— start of EXERCISE INPUT —

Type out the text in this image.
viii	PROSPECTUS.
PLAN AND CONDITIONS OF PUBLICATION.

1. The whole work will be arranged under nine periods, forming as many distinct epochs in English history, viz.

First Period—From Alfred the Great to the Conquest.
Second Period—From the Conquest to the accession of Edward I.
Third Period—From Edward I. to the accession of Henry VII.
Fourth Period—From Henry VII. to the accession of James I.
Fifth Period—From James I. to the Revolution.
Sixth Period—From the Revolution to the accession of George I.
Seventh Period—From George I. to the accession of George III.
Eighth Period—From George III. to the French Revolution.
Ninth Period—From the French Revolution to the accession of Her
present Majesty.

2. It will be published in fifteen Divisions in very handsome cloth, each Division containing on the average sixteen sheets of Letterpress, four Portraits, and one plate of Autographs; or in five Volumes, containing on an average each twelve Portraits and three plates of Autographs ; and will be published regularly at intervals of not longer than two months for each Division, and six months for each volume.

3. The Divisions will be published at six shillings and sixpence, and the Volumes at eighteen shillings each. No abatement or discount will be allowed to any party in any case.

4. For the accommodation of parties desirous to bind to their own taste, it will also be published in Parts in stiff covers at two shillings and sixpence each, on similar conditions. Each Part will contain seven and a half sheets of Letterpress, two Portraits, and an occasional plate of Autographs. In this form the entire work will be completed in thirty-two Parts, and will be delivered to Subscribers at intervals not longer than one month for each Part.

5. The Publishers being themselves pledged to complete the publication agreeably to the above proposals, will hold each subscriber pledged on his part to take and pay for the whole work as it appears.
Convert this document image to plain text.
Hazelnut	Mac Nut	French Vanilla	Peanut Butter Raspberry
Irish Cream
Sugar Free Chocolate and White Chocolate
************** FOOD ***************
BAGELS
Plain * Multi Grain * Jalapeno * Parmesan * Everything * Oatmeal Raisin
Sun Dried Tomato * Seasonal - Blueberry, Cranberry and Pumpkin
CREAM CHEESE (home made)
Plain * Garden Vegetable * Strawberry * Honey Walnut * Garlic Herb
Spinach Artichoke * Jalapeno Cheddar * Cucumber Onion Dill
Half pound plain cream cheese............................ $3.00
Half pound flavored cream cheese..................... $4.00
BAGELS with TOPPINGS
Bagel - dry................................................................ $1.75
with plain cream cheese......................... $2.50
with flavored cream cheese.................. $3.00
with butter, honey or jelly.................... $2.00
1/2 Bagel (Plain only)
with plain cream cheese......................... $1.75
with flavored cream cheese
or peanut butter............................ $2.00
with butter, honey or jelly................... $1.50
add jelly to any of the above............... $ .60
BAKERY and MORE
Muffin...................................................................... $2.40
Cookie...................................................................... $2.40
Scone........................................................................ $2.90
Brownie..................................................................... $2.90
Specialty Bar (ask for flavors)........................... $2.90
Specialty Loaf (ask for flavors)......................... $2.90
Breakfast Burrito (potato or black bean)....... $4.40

— end of EXERCISE INPUT —

__INSTRUCTIONS TO FOLLOW__: Return every entry exactly as given.

__ANSWER FOR THIS EXERCISE__:
Type out the text in this image.
viii	PROSPECTUS.
PLAN AND CONDITIONS OF PUBLICATION.

1. The whole work will be arranged under nine periods, forming as many distinct epochs in English history, viz.

First Period—From Alfred the Great to the Conquest.
Second Period—From the Conquest to the accession of Edward I.
Third Period—From Edward I. to the accession of Henry VII.
Fourth Period—From Henry VII. to the accession of James I.
Fifth Period—From James I. to the Revolution.
Sixth Period—From the Revolution to the accession of George I.
Seventh Period—From George I. to the accession of George III.
Eighth Period—From George III. to the French Revolution.
Ninth Period—From the French Revolution to the accession of Her
present Majesty.

2. It will be published in fifteen Divisions in very handsome cloth, each Division containing on the average sixteen sheets of Letterpress, four Portraits, and one plate of Autographs; or in five Volumes, containing on an average each twelve Portraits and three plates of Autographs ; and will be published regularly at intervals of not longer than two months for each Division, and six months for each volume.

3. The Divisions will be published at six shillings and sixpence, and the Volumes at eighteen shillings each. No abatement or discount will be allowed to any party in any case.

4. For the accommodation of parties desirous to bind to their own taste, it will also be published in Parts in stiff covers at two shillings and sixpence each, on similar conditions. Each Part will contain seven and a half sheets of Letterpress, two Portraits, and an occasional plate of Autographs. In this form the entire work will be completed in thirty-two Parts, and will be delivered to Subscribers at intervals not longer than one month for each Part.

5. The Publishers being themselves pledged to complete the publication agreeably to the above proposals, will hold each subscriber pledged on his part to take and pay for the whole work as it appears.
Convert this document image to plain text.
Hazelnut	Mac Nut	French Vanilla	Peanut Butter Raspberry
Irish Cream
Sugar Free Chocolate and White Chocolate
************** FOOD ***************
BAGELS
Plain * Multi Grain * Jalapeno * Parmesan * Everything * Oatmeal Raisin
Sun Dried Tomato * Seasonal - Blueberry, Cranberry and Pumpkin
CREAM CHEESE (home made)
Plain * Garden Vegetable * Strawberry * Honey Walnut * Garlic Herb
Spinach Artichoke * Jalapeno Cheddar * Cucumber Onion Dill
Half pound plain cream cheese............................ $3.00
Half pound flavored cream cheese..................... $4.00
BAGELS with TOPPINGS
Bagel - dry................................................................ $1.75
with plain cream cheese......................... $2.50
with flavored cream cheese.................. $3.00
with butter, honey or jelly.................... $2.00
1/2 Bagel (Plain only)
with plain cream cheese......................... $1.75
with flavored cream cheese
or peanut butter............................ $2.00
with butter, honey or jelly................... $1.50
add jelly to any of the above............... $ .60
BAKERY and MORE
Muffin...................................................................... $2.40
Cookie...................................................................... $2.40
Scone........................................................................ $2.90
Brownie..................................................................... $2.90
Specialty Bar (ask for flavors)........................... $2.90
Specialty Loaf (ask for flavors)......................... $2.90
Breakfast Burrito (potato or black bean)....... $4.40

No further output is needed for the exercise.